# ZADANIE 1
Jak w dwóch zdaniach streścić tekst o Ekstremalnej Drodze Krzyżowej w Lublinie?

# STRONA
━━━━━━━━━━

Ponad 3500 osób wyruszyło sprzed kościoła pod wezwaniem Świętego Ducha w Lublinie na Ekstremalną Drogę Krzyżową. Po mszy świętej uczestnicy z plecakami na plecach i intencjami w głowach poszli w wybraną przez siebie jedną z siedmiu tras.
Wielu pątników po raz kolejny będzie próbowało swoich sił. – Ta wszędzie panująca cisza zapewnia niesamowite przeżycie duchowe – mówi w rozmowie z Radiem Lublin jedna z uczestniczek wydarzenia.
– To na pewno nie są ludzie lęku – mówi biskup Mieczysław Cisło. – Jest to na pewno wyzwanie, ale z odwagą. Człowiek lękliwy nie podjąłby się tej próby – dodaje.

━━━━━━━━━━

# DOSTARCZONE REKORDY
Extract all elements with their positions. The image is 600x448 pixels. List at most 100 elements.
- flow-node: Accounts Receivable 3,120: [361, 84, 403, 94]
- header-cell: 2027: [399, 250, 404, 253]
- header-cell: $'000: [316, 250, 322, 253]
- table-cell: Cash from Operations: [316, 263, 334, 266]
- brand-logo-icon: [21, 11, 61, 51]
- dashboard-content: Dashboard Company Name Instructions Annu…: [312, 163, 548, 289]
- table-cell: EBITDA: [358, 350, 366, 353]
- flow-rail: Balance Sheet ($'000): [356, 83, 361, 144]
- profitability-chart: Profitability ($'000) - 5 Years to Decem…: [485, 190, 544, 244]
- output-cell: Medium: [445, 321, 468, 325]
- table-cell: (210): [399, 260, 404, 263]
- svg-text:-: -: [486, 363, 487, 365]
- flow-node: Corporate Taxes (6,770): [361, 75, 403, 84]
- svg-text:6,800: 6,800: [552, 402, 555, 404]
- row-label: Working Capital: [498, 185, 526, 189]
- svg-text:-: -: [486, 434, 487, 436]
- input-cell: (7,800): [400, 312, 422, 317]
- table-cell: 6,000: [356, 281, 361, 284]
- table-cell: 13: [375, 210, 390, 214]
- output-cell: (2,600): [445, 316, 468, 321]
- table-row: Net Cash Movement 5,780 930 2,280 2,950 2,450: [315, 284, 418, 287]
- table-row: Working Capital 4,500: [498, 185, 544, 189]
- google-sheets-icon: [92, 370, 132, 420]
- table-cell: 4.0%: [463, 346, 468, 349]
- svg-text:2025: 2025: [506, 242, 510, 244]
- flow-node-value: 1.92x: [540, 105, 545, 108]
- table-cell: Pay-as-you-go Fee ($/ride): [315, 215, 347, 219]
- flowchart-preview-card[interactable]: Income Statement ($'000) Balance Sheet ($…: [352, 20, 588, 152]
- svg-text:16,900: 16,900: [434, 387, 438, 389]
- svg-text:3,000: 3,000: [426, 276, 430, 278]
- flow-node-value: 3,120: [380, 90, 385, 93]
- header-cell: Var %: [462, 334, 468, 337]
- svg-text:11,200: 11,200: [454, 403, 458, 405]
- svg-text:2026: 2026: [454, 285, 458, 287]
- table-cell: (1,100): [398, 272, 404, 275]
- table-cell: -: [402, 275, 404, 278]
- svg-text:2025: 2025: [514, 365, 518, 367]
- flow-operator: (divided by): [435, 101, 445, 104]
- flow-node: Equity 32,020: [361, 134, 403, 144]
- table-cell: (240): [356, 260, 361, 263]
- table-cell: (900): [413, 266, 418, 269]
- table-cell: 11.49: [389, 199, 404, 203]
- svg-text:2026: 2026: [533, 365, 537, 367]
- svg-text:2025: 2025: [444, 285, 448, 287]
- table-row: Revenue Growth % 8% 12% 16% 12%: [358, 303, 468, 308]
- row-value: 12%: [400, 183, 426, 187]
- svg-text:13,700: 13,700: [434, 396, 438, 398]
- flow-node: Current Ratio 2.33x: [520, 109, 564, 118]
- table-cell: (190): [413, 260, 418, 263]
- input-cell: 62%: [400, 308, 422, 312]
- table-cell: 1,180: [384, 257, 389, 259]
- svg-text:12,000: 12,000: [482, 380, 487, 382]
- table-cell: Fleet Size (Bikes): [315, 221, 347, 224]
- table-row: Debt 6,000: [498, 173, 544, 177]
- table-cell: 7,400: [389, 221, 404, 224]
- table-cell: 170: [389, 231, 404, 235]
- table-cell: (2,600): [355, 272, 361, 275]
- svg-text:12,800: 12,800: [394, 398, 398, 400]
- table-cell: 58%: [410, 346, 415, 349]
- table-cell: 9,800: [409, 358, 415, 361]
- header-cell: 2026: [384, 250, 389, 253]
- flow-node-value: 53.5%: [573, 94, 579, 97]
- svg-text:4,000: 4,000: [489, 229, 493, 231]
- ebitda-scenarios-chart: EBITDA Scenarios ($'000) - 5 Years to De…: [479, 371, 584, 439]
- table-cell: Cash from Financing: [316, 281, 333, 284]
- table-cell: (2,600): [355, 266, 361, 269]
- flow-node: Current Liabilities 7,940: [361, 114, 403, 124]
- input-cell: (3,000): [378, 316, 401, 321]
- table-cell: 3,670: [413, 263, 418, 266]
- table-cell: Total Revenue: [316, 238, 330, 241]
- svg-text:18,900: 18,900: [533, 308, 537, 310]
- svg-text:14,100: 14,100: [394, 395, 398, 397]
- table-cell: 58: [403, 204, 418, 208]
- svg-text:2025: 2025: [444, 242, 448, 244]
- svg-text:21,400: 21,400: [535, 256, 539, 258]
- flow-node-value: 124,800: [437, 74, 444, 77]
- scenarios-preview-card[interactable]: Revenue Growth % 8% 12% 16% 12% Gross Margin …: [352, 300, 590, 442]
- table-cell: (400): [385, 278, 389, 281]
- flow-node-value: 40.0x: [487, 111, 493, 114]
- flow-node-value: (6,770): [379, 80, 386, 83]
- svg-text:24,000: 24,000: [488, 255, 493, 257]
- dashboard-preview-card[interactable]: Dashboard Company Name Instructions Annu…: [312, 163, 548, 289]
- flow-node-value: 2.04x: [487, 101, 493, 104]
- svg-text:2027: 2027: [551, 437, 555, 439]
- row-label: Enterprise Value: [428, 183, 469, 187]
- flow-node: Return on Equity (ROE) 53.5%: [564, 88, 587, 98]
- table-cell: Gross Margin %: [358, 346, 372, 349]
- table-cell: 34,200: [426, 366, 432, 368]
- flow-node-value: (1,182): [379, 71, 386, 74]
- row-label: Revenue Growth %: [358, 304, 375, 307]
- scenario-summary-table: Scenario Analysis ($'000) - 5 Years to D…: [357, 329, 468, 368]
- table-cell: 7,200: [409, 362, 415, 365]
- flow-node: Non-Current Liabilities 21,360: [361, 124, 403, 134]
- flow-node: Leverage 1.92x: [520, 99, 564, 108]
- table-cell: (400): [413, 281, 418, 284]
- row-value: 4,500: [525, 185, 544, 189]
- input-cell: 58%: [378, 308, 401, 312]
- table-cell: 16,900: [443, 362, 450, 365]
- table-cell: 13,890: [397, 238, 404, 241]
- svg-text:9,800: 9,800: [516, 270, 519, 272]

━━━━━━━━━━

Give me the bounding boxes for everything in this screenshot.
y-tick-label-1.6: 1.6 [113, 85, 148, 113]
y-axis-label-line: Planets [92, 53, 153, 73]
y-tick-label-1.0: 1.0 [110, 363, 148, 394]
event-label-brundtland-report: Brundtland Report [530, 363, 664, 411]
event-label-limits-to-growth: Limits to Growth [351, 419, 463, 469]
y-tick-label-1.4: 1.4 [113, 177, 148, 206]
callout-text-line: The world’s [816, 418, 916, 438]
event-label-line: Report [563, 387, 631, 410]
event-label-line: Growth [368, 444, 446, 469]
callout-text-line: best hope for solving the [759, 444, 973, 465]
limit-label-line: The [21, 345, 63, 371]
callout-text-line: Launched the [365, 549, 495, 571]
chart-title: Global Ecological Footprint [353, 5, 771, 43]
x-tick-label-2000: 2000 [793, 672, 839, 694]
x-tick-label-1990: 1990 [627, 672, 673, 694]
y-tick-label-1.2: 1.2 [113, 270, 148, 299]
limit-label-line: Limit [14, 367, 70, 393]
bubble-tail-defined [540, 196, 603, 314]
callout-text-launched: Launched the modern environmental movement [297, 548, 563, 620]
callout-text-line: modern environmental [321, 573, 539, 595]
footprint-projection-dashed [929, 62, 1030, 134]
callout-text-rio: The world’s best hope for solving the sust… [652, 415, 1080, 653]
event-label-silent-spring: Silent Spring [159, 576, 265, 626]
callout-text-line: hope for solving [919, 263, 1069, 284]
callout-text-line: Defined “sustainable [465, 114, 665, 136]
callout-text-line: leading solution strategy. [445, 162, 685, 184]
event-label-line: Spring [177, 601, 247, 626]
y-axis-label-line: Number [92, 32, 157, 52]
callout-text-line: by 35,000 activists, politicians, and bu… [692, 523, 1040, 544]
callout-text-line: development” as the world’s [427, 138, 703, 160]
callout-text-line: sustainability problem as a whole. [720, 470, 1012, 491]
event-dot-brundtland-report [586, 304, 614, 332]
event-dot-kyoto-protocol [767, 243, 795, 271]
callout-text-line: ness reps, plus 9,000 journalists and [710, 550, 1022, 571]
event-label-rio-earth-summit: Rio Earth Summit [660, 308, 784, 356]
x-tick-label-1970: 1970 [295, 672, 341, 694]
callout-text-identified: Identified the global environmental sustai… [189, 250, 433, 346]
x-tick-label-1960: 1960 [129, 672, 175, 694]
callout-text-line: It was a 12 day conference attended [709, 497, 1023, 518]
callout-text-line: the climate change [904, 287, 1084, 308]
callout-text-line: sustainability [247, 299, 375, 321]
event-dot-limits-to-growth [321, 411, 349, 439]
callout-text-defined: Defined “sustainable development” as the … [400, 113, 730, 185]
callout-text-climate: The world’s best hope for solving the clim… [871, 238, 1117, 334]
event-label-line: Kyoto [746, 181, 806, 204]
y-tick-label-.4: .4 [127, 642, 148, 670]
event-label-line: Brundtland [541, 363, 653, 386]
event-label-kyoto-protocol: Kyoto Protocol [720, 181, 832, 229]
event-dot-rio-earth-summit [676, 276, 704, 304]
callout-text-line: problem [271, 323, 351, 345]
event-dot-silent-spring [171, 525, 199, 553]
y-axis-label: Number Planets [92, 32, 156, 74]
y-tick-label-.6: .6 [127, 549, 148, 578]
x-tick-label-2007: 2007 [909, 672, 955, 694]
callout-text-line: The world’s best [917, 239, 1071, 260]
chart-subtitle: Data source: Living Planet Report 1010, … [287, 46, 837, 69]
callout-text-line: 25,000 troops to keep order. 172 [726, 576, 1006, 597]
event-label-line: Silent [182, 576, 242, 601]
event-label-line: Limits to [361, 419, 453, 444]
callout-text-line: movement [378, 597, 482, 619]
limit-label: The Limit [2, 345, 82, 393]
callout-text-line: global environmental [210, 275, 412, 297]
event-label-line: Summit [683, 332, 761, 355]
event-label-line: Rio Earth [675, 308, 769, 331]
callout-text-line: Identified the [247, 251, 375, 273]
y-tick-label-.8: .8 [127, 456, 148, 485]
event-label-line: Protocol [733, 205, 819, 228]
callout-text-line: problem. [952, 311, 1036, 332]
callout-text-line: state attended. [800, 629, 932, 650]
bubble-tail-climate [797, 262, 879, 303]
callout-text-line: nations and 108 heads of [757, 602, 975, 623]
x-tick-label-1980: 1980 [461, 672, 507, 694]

━━━━━━━━━━

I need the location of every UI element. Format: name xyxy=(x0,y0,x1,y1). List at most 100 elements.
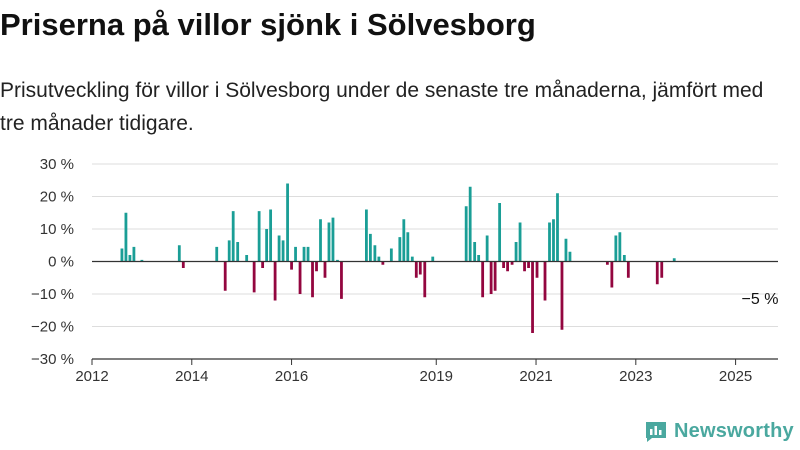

━━━━━━━━━━

# ZADANIE 2
Przepisz jako tabelę Markdown wiersze rekordów, zaczynając od wiersza zawierającego „Give me the” i kończąc na wierszu zawierającym „event-label-brundtland-report: Brundtland Report”. Użyj kolumn Nr (numer wiersza) i Wiersz (jego treść) i pomiń puste wiersze.

# ODPOWIEDŹ PISEMNA 1
Ponad 3500 osób wyruszyło sprzed kościoła pod wezwaniem Świętego Ducha w Lublinie na Ekstremalną Drogę Krzyżową i po mszy świętej poszło jedną z siedmiu tras do wyboru. Jedna z uczestniczek mówi, że panująca wszędzie cisza zapewnia niesamowite przeżycie duchowe, a biskup Mieczysław Cisło podkreśla, że to wyzwanie podejmowane z odwagą, a nie przez ludzi lęku.

# ODPOWIEDŹ PISEMNA 2
| Nr | Wiersz |
|---|---|
| 1 | Give me the bounding boxes for everything in this screenshot. |
| 2 | y-tick-label-1.6: 1.6 [113, 85, 148, 113] |
| 3 | y-axis-label-line: Planets [92, 53, 153, 73] |
| 4 | y-tick-label-1.0: 1.0 [110, 363, 148, 394] |
| 5 | event-label-brundtland-report: Brundtland Report [530, 363, 664, 411] |